[Direction]
Every line below that contains "pages" is to be copied.
+ + + + +
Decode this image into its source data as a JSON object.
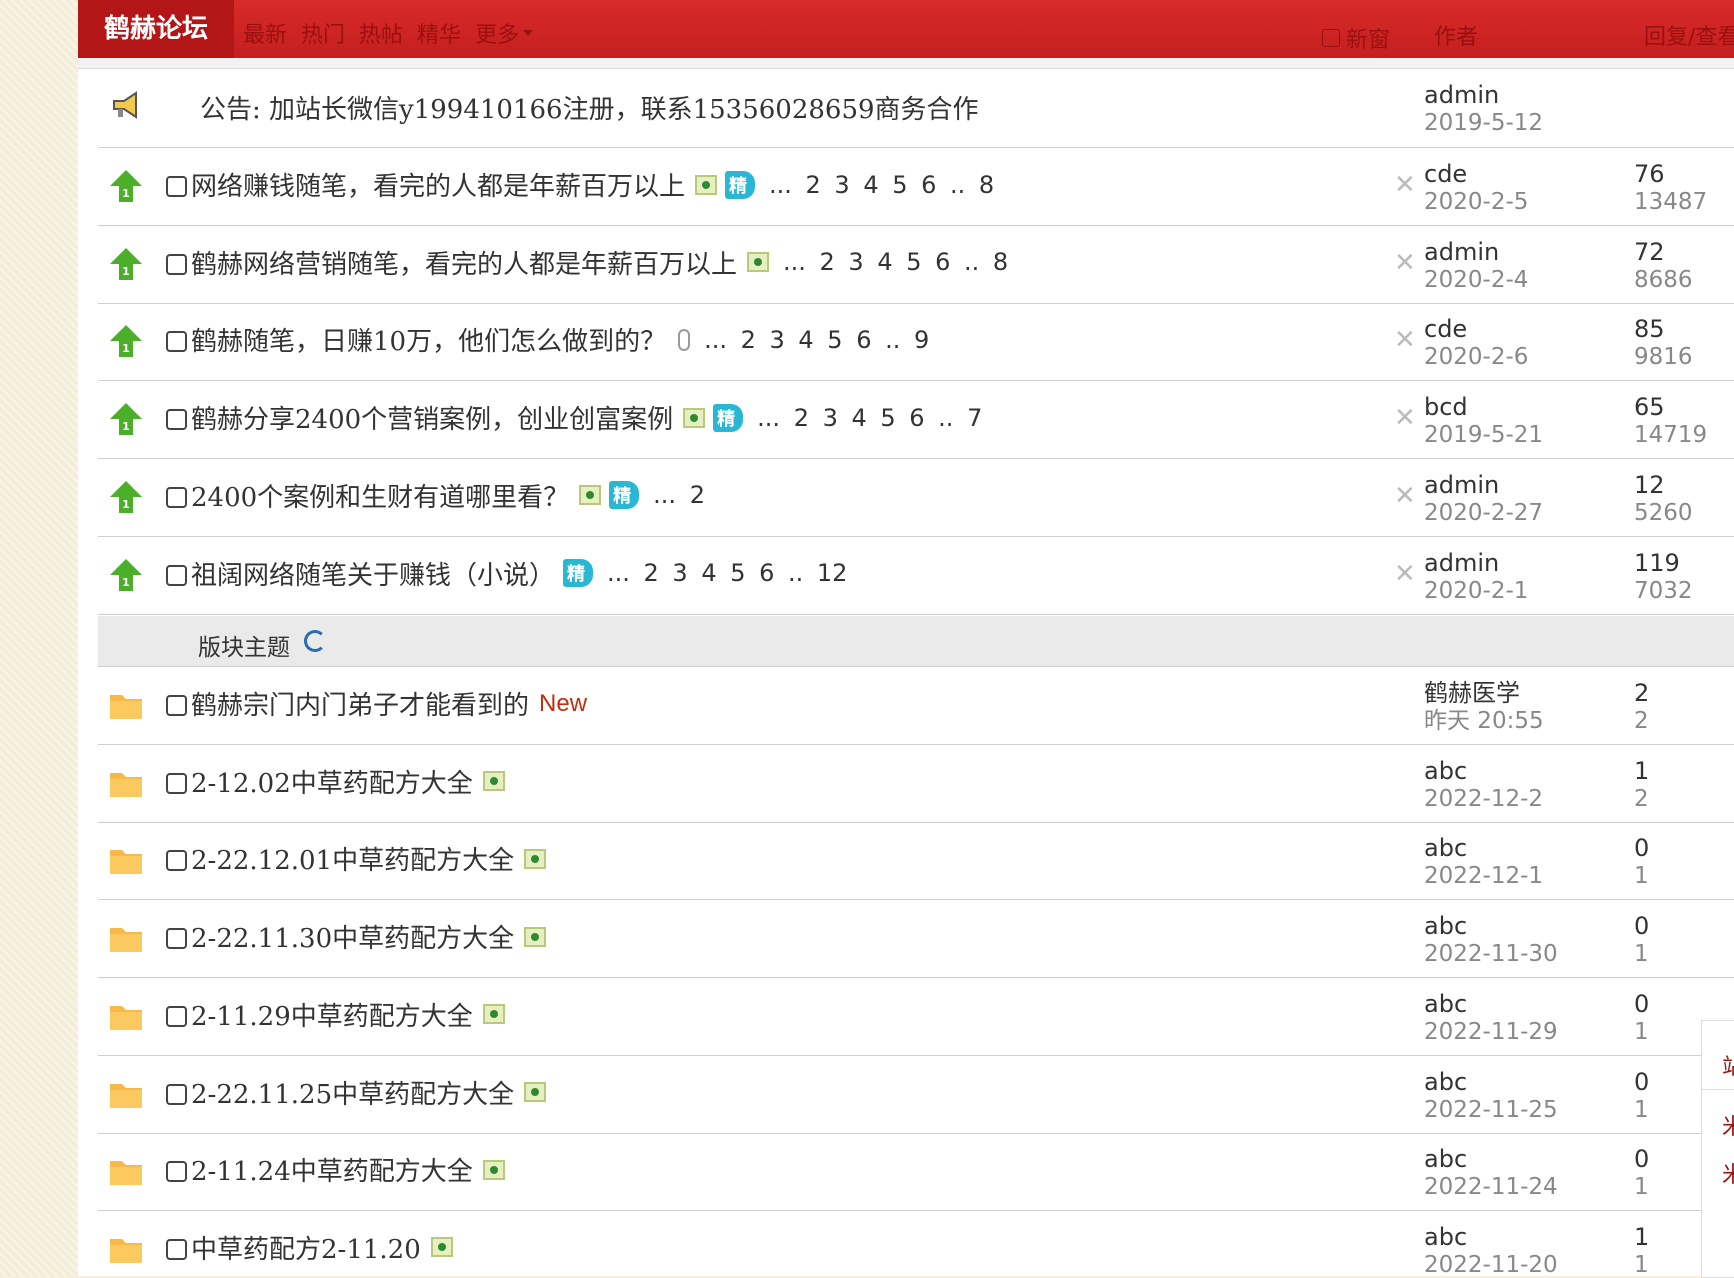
{
  "header": {
    "forum_title": "鹤赫论坛",
    "nav": [
      "最新",
      "热门",
      "热帖",
      "精华",
      "更多"
    ],
    "new_window_label": "新窗",
    "col_author": "作者",
    "col_reply": "回复/查看"
  },
  "announcement": {
    "text": "公告: 加站长微信y199410166注册，联系15356028659商务合作",
    "author": "admin",
    "date": "2019-5-12"
  },
  "pinned": [
    {
      "title": "网络赚钱随笔，看完的人都是年薪百万以上",
      "img": true,
      "jing": true,
      "attach": false,
      "pages": "... 2  3  4  5  6 .. 8",
      "author": "cde",
      "date": "2020-2-5",
      "replies": "76",
      "views": "13487"
    },
    {
      "title": "鹤赫网络营销随笔，看完的人都是年薪百万以上",
      "img": true,
      "jing": false,
      "attach": false,
      "pages": "... 2  3  4  5  6 .. 8",
      "author": "admin",
      "date": "2020-2-4",
      "replies": "72",
      "views": "8686"
    },
    {
      "title": "鹤赫随笔，日赚10万，他们怎么做到的？",
      "img": false,
      "jing": false,
      "attach": true,
      "pages": "... 2  3  4  5  6 .. 9",
      "author": "cde",
      "date": "2020-2-6",
      "replies": "85",
      "views": "9816"
    },
    {
      "title": "鹤赫分享2400个营销案例，创业创富案例",
      "img": true,
      "jing": true,
      "attach": false,
      "pages": "... 2  3  4  5  6 .. 7",
      "author": "bcd",
      "date": "2019-5-21",
      "replies": "65",
      "views": "14719"
    },
    {
      "title": "2400个案例和生财有道哪里看？",
      "img": true,
      "jing": true,
      "attach": false,
      "pages": "... 2",
      "author": "admin",
      "date": "2020-2-27",
      "replies": "12",
      "views": "5260"
    },
    {
      "title": "祖阔网络随笔关于赚钱（小说）",
      "img": false,
      "jing": true,
      "attach": false,
      "pages": "... 2  3  4  5  6 .. 12",
      "author": "admin",
      "date": "2020-2-1",
      "replies": "119",
      "views": "7032"
    }
  ],
  "section_label": "版块主题",
  "jing_label": "精",
  "new_label": "New",
  "threads": [
    {
      "title": "鹤赫宗门内门弟子才能看到的",
      "img": false,
      "new": true,
      "author": "鹤赫医学",
      "date": "昨天 20:55",
      "replies": "2",
      "views": "2"
    },
    {
      "title": "2-12.02中草药配方大全",
      "img": true,
      "new": false,
      "author": "abc",
      "date": "2022-12-2",
      "replies": "1",
      "views": "2"
    },
    {
      "title": "2-22.12.01中草药配方大全",
      "img": true,
      "new": false,
      "author": "abc",
      "date": "2022-12-1",
      "replies": "0",
      "views": "1"
    },
    {
      "title": "2-22.11.30中草药配方大全",
      "img": true,
      "new": false,
      "author": "abc",
      "date": "2022-11-30",
      "replies": "0",
      "views": "1"
    },
    {
      "title": "2-11.29中草药配方大全",
      "img": true,
      "new": false,
      "author": "abc",
      "date": "2022-11-29",
      "replies": "0",
      "views": "1"
    },
    {
      "title": "2-22.11.25中草药配方大全",
      "img": true,
      "new": false,
      "author": "abc",
      "date": "2022-11-25",
      "replies": "0",
      "views": "1"
    },
    {
      "title": "2-11.24中草药配方大全",
      "img": true,
      "new": false,
      "author": "abc",
      "date": "2022-11-24",
      "replies": "0",
      "views": "1"
    },
    {
      "title": "中草药配方2-11.20",
      "img": true,
      "new": false,
      "author": "abc",
      "date": "2022-11-20",
      "replies": "1",
      "views": "1"
    }
  ],
  "float_panel": {
    "chars": [
      "站",
      "米",
      "米"
    ]
  },
  "colors": {
    "header_red": "#c41f1f",
    "accent_link": "#9a1010",
    "jing_tag": "#2ab7d3",
    "new_tag": "#c03010",
    "pin_arrow": "#4caf2a",
    "folder": "#f6b94a"
  }
}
+ + + + +
[Full output]
      "pages": "... 2  3  4  5  6 .. 8",
      "pages": "... 2  3  4  5  6 .. 8",
      "pages": "... 2  3  4  5  6 .. 9",
      "pages": "... 2  3  4  5  6 .. 7",
      "pages": "... 2",
      "pages": "... 2  3  4  5  6 .. 12",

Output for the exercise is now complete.